_Short task_
Search the material below for the word "this". Copy every line that has it.

(Figure data in JSON)

********

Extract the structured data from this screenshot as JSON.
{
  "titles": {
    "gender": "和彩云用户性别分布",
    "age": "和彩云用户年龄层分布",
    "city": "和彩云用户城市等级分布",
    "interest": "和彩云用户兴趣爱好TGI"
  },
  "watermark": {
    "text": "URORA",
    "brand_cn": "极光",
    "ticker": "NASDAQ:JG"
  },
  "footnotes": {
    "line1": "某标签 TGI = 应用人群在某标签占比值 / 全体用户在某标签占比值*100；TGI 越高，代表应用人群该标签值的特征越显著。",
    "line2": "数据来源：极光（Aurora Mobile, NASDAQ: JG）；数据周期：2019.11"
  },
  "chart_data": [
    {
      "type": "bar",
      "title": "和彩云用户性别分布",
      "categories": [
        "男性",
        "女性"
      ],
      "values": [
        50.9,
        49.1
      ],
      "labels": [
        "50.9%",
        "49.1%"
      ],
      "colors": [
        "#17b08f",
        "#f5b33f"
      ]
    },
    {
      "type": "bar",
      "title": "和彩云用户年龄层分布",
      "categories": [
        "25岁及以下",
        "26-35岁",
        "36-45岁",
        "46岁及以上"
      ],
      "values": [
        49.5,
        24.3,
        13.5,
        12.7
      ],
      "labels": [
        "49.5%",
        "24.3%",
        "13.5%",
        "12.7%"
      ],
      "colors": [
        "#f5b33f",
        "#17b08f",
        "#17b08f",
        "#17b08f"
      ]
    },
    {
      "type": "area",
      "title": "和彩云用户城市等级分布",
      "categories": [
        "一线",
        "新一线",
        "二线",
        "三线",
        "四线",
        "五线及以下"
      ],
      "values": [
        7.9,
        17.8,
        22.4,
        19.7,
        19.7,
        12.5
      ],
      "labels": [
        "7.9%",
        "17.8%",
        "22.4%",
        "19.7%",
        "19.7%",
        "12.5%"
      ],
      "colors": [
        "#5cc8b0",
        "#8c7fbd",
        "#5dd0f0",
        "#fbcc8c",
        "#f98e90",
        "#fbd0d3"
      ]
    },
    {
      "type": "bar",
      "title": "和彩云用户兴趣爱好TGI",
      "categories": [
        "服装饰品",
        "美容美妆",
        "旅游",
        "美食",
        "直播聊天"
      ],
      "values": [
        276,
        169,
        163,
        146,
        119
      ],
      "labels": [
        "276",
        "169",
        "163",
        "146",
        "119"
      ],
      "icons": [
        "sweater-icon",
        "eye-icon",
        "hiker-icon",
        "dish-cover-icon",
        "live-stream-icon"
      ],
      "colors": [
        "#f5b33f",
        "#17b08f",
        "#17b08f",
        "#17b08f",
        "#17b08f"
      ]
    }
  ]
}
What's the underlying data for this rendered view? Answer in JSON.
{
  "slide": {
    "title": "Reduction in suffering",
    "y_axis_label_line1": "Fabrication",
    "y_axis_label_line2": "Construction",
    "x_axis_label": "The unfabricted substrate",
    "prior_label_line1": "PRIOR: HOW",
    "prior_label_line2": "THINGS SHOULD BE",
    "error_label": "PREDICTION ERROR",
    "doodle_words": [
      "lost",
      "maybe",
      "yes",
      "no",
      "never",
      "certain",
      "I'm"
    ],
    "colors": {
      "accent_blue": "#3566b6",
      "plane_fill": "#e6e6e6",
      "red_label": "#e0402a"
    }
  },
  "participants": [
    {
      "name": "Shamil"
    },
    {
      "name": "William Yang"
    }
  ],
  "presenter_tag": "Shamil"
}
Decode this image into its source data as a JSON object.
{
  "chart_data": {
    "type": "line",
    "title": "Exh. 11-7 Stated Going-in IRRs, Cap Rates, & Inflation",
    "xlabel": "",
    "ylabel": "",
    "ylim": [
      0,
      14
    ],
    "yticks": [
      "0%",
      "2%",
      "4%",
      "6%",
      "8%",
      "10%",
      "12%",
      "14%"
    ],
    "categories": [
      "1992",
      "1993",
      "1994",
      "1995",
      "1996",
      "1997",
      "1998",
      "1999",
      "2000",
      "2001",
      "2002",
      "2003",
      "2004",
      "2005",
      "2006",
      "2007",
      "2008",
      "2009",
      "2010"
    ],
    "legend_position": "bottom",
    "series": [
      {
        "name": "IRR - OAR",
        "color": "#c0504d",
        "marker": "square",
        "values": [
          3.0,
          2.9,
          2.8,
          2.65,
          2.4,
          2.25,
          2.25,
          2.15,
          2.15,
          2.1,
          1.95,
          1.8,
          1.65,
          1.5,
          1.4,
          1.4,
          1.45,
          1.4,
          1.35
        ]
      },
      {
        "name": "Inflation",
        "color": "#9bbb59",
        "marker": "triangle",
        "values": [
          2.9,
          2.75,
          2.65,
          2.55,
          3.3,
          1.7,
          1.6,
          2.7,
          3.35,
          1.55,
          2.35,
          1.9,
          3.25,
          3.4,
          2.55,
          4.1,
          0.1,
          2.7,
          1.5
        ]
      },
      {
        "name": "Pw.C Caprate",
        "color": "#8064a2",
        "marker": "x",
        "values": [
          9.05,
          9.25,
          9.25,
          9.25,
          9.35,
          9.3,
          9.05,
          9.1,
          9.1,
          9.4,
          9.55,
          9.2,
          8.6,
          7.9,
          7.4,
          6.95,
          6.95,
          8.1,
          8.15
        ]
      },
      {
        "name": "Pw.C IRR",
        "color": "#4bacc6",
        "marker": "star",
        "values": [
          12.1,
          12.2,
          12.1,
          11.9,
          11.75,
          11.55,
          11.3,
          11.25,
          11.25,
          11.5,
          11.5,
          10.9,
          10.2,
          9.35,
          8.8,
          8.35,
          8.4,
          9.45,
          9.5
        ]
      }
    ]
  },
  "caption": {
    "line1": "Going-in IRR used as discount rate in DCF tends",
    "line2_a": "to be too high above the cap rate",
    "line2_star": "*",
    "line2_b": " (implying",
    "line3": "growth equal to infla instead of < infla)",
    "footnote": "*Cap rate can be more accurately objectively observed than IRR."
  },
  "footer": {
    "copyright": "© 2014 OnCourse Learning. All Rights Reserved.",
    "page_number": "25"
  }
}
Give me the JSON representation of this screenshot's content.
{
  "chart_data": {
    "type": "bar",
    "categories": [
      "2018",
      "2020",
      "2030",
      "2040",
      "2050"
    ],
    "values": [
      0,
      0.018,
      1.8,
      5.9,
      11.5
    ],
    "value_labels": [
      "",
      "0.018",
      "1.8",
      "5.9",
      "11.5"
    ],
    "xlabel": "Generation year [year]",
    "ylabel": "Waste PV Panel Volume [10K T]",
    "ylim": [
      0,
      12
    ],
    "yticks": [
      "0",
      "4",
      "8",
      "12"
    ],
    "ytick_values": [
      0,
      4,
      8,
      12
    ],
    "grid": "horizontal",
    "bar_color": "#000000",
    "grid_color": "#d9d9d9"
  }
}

********

_Finished exercise_
Extract the structured data from this screenshot as JSON.
What's the underlying data for this rendered view? Answer in JSON.
Decode this image into its source data as a JSON object.
Give me the JSON representation of this screenshot's content.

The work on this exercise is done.